GIVEN RECORDS:
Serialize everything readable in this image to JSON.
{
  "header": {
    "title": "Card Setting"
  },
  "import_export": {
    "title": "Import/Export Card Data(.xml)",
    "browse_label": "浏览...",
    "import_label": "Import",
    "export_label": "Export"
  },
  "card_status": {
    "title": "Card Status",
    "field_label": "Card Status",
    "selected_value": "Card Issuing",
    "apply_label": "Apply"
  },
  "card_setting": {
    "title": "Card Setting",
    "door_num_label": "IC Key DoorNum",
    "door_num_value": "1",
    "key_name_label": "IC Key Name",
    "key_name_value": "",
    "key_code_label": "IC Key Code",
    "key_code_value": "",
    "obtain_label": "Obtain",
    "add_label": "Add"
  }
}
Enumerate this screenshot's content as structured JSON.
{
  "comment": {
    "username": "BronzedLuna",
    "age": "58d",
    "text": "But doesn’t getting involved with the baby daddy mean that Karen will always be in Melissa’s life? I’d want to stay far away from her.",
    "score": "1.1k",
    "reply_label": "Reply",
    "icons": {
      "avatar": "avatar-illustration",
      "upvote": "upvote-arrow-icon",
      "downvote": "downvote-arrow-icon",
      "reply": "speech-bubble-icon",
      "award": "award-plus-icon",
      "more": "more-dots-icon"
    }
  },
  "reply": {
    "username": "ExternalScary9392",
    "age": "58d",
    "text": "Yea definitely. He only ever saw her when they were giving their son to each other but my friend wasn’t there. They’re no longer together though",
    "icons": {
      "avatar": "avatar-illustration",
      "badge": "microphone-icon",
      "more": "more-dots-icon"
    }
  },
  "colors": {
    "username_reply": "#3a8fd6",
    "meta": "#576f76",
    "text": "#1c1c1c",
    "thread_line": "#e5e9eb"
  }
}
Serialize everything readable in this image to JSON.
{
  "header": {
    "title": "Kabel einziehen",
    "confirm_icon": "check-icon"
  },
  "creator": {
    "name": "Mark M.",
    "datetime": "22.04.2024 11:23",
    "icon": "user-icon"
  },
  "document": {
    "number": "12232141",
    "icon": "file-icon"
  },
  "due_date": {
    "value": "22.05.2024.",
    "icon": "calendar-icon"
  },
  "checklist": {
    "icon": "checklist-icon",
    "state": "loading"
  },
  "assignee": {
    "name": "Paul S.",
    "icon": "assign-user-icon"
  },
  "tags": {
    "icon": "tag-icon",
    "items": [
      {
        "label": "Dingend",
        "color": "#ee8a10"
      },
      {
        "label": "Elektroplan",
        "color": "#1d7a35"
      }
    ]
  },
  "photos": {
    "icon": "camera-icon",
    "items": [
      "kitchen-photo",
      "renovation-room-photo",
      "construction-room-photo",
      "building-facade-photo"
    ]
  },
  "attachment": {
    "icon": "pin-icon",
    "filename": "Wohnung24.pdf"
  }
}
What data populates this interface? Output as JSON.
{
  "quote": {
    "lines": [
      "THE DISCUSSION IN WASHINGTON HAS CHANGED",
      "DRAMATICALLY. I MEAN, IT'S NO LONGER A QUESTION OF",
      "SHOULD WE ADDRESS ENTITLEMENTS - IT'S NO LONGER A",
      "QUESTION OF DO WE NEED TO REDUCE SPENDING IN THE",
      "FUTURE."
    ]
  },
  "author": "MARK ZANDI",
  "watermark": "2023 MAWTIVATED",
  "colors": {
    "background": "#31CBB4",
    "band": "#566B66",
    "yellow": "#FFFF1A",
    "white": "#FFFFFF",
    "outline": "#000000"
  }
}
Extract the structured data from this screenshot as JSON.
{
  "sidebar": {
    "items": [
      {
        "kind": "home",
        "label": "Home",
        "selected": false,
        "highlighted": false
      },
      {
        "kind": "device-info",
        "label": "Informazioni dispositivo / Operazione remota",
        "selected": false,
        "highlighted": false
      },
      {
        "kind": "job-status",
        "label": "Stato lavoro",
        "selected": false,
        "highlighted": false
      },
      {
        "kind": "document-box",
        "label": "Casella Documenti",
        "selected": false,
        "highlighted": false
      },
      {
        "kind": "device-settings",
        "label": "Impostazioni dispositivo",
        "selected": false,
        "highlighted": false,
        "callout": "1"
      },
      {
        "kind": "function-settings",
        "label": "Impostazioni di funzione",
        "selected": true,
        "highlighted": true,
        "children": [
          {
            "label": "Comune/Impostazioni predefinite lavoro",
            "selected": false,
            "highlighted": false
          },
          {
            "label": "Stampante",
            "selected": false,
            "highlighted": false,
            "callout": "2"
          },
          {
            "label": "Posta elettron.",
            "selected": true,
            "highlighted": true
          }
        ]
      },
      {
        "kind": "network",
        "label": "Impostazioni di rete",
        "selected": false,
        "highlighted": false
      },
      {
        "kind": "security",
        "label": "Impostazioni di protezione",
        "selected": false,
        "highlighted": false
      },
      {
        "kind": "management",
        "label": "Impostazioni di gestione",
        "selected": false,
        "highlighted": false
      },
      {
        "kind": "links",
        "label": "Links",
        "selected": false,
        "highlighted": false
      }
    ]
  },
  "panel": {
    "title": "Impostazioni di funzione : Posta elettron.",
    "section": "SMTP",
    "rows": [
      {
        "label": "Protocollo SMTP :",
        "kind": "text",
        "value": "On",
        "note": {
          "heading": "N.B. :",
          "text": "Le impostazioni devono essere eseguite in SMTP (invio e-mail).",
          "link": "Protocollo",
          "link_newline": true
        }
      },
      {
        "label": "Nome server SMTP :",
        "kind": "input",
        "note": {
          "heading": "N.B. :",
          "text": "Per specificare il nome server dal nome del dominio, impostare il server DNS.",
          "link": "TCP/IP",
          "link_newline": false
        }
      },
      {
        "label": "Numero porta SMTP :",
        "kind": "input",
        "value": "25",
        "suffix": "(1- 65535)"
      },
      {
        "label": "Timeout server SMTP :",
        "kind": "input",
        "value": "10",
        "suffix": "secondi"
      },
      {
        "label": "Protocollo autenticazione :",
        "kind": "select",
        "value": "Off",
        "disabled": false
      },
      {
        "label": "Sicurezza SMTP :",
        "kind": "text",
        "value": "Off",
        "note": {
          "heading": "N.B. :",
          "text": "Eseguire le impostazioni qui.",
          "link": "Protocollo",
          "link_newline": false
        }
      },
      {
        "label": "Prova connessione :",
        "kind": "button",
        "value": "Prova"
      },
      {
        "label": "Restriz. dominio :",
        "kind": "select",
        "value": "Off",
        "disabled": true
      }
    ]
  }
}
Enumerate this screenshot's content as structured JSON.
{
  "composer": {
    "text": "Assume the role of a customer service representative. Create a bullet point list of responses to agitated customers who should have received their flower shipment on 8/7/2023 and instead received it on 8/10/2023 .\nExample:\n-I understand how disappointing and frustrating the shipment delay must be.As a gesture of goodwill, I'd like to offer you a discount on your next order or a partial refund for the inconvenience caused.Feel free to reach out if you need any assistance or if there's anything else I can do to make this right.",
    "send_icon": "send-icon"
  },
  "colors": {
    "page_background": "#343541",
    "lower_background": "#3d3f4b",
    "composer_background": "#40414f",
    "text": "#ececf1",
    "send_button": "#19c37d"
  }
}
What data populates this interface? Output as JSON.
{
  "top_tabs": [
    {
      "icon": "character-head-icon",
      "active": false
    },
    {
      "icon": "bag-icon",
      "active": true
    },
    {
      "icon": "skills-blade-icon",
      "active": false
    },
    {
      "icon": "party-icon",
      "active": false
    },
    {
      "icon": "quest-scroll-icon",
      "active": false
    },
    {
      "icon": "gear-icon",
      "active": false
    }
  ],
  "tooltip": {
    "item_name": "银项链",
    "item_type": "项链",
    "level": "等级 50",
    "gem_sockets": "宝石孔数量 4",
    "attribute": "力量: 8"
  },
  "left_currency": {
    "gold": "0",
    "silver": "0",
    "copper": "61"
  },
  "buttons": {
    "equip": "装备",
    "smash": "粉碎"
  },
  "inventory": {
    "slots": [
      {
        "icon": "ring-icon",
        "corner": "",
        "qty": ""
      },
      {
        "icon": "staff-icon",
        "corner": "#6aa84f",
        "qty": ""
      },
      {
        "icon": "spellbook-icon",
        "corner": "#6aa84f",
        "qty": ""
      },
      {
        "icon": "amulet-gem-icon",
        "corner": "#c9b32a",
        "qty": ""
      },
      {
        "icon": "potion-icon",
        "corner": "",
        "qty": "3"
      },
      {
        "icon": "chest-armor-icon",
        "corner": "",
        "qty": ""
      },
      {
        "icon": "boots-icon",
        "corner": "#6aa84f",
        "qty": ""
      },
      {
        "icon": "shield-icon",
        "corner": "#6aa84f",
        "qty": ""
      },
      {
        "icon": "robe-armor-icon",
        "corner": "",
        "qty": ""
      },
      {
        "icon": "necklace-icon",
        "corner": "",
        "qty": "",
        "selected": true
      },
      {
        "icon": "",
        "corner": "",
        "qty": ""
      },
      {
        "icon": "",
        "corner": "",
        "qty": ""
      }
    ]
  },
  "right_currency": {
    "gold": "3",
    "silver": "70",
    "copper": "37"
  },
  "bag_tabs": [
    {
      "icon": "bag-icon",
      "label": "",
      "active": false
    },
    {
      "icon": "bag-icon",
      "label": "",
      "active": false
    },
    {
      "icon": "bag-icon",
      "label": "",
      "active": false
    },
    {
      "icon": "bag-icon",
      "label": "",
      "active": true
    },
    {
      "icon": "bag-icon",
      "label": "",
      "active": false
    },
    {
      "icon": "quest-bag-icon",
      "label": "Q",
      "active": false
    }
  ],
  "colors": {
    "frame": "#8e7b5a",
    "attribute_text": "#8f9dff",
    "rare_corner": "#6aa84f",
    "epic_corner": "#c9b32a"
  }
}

INSTRUCTION:
All lines above with "arrow" in them should be returned.

SOLUTION:
      "upvote": "upvote-arrow-icon",
      "downvote": "downvote-arrow-icon",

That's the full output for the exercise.